Stored data entries
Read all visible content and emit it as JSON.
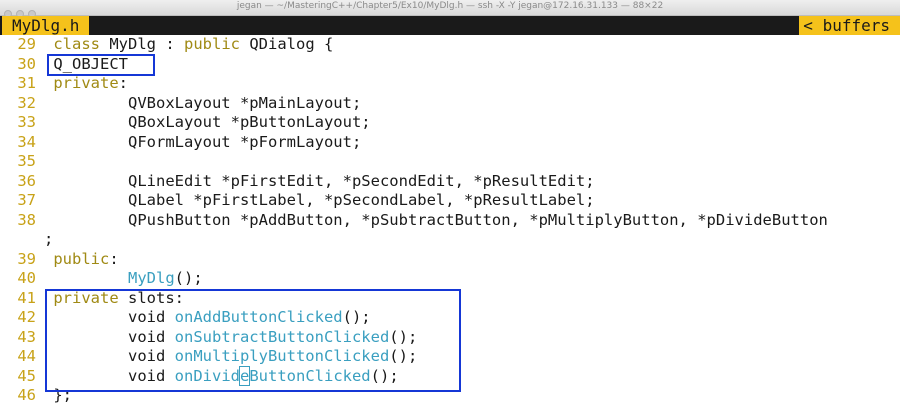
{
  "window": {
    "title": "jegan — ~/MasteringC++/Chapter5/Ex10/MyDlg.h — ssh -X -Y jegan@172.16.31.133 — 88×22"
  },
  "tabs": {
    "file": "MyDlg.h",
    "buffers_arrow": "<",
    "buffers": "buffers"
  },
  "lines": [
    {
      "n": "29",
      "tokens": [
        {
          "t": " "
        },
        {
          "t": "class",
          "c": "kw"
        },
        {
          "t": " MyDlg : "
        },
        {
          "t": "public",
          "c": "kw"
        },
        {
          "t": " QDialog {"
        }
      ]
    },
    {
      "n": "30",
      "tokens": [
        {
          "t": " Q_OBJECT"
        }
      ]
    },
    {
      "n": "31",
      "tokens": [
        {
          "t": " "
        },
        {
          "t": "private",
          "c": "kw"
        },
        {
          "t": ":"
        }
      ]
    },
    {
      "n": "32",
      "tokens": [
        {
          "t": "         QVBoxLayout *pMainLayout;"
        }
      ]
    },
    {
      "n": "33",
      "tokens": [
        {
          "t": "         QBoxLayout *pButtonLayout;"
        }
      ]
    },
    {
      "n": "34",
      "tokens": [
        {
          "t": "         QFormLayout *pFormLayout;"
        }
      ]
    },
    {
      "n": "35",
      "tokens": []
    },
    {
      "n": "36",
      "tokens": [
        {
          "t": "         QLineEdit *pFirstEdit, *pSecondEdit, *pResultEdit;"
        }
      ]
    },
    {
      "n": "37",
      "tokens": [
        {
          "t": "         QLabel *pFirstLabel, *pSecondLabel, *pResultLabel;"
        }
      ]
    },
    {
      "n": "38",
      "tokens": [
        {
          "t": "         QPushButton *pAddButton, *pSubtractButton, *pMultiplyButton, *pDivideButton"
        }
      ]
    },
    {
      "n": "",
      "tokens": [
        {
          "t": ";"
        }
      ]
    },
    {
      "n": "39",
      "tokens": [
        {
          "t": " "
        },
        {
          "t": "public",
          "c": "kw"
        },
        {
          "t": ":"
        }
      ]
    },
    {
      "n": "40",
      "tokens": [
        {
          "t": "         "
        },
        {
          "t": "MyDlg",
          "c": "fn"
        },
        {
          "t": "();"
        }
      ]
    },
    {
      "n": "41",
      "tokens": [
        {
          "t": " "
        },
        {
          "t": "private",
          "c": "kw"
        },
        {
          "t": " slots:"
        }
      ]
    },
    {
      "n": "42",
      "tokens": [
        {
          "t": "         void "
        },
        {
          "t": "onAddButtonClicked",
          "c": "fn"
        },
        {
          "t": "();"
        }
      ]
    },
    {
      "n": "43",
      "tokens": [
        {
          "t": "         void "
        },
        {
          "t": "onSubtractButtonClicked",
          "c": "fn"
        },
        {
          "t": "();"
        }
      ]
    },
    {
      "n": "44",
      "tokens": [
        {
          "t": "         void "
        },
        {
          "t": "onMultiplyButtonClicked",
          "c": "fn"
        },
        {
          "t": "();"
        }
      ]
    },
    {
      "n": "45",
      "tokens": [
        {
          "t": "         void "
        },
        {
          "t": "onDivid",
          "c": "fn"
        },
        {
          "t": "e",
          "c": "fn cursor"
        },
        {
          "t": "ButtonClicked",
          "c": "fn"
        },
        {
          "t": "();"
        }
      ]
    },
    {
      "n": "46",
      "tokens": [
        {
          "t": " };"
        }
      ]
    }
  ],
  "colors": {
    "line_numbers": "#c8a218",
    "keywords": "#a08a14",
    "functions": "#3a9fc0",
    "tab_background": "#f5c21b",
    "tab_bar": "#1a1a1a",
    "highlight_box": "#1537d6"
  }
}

**Instructions for the task:** Print every entry exactly as written, without the pictures.

**Task answer:**
Read all visible content and emit it as JSON.
{
  "window": {
    "title": "jegan — ~/MasteringC++/Chapter5/Ex10/MyDlg.h — ssh -X -Y jegan@172.16.31.133 — 88×22"
  },
  "tabs": {
    "file": "MyDlg.h",
    "buffers_arrow": "<",
    "buffers": "buffers"
  },
  "lines": [
    {
      "n": "29",
      "tokens": [
        {
          "t": " "
        },
        {
          "t": "class",
          "c": "kw"
        },
        {
          "t": " MyDlg : "
        },
        {
          "t": "public",
          "c": "kw"
        },
        {
          "t": " QDialog {"
        }
      ]
    },
    {
      "n": "30",
      "tokens": [
        {
          "t": " Q_OBJECT"
        }
      ]
    },
    {
      "n": "31",
      "tokens": [
        {
          "t": " "
        },
        {
          "t": "private",
          "c": "kw"
        },
        {
          "t": ":"
        }
      ]
    },
    {
      "n": "32",
      "tokens": [
        {
          "t": "         QVBoxLayout *pMainLayout;"
        }
      ]
    },
    {
      "n": "33",
      "tokens": [
        {
          "t": "         QBoxLayout *pButtonLayout;"
        }
      ]
    },
    {
      "n": "34",
      "tokens": [
        {
          "t": "         QFormLayout *pFormLayout;"
        }
      ]
    },
    {
      "n": "35",
      "tokens": []
    },
    {
      "n": "36",
      "tokens": [
        {
          "t": "         QLineEdit *pFirstEdit, *pSecondEdit, *pResultEdit;"
        }
      ]
    },
    {
      "n": "37",
      "tokens": [
        {
          "t": "         QLabel *pFirstLabel, *pSecondLabel, *pResultLabel;"
        }
      ]
    },
    {
      "n": "38",
      "tokens": [
        {
          "t": "         QPushButton *pAddButton, *pSubtractButton, *pMultiplyButton, *pDivideButton"
        }
      ]
    },
    {
      "n": "",
      "tokens": [
        {
          "t": ";"
        }
      ]
    },
    {
      "n": "39",
      "tokens": [
        {
          "t": " "
        },
        {
          "t": "public",
          "c": "kw"
        },
        {
          "t": ":"
        }
      ]
    },
    {
      "n": "40",
      "tokens": [
        {
          "t": "         "
        },
        {
          "t": "MyDlg",
          "c": "fn"
        },
        {
          "t": "();"
        }
      ]
    },
    {
      "n": "41",
      "tokens": [
        {
          "t": " "
        },
        {
          "t": "private",
          "c": "kw"
        },
        {
          "t": " slots:"
        }
      ]
    },
    {
      "n": "42",
      "tokens": [
        {
          "t": "         void "
        },
        {
          "t": "onAddButtonClicked",
          "c": "fn"
        },
        {
          "t": "();"
        }
      ]
    },
    {
      "n": "43",
      "tokens": [
        {
          "t": "         void "
        },
        {
          "t": "onSubtractButtonClicked",
          "c": "fn"
        },
        {
          "t": "();"
        }
      ]
    },
    {
      "n": "44",
      "tokens": [
        {
          "t": "         void "
        },
        {
          "t": "onMultiplyButtonClicked",
          "c": "fn"
        },
        {
          "t": "();"
        }
      ]
    },
    {
      "n": "45",
      "tokens": [
        {
          "t": "         void "
        },
        {
          "t": "onDivid",
          "c": "fn"
        },
        {
          "t": "e",
          "c": "fn cursor"
        },
        {
          "t": "ButtonClicked",
          "c": "fn"
        },
        {
          "t": "();"
        }
      ]
    },
    {
      "n": "46",
      "tokens": [
        {
          "t": " };"
        }
      ]
    }
  ],
  "colors": {
    "line_numbers": "#c8a218",
    "keywords": "#a08a14",
    "functions": "#3a9fc0",
    "tab_background": "#f5c21b",
    "tab_bar": "#1a1a1a",
    "highlight_box": "#1537d6"
  }
}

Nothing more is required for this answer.